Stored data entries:
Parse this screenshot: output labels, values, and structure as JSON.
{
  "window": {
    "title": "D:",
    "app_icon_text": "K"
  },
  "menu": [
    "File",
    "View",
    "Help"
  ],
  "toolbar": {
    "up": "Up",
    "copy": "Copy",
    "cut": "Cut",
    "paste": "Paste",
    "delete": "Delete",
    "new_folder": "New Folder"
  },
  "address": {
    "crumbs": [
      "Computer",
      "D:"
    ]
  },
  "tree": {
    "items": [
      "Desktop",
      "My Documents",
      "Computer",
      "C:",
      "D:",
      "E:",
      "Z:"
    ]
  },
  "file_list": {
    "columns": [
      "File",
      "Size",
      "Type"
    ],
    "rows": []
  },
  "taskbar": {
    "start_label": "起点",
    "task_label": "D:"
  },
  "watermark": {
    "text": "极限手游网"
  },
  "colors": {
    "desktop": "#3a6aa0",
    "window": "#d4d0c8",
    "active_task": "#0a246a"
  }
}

#### GIVEN INSTRUCTION
Repeat the material above in full, keeping every word.

#### OUTPUT
Parse this screenshot: output labels, values, and structure as JSON.
{
  "window": {
    "title": "D:",
    "app_icon_text": "K"
  },
  "menu": [
    "File",
    "View",
    "Help"
  ],
  "toolbar": {
    "up": "Up",
    "copy": "Copy",
    "cut": "Cut",
    "paste": "Paste",
    "delete": "Delete",
    "new_folder": "New Folder"
  },
  "address": {
    "crumbs": [
      "Computer",
      "D:"
    ]
  },
  "tree": {
    "items": [
      "Desktop",
      "My Documents",
      "Computer",
      "C:",
      "D:",
      "E:",
      "Z:"
    ]
  },
  "file_list": {
    "columns": [
      "File",
      "Size",
      "Type"
    ],
    "rows": []
  },
  "taskbar": {
    "start_label": "起点",
    "task_label": "D:"
  },
  "watermark": {
    "text": "极限手游网"
  },
  "colors": {
    "desktop": "#3a6aa0",
    "window": "#d4d0c8",
    "active_task": "#0a246a"
  }
}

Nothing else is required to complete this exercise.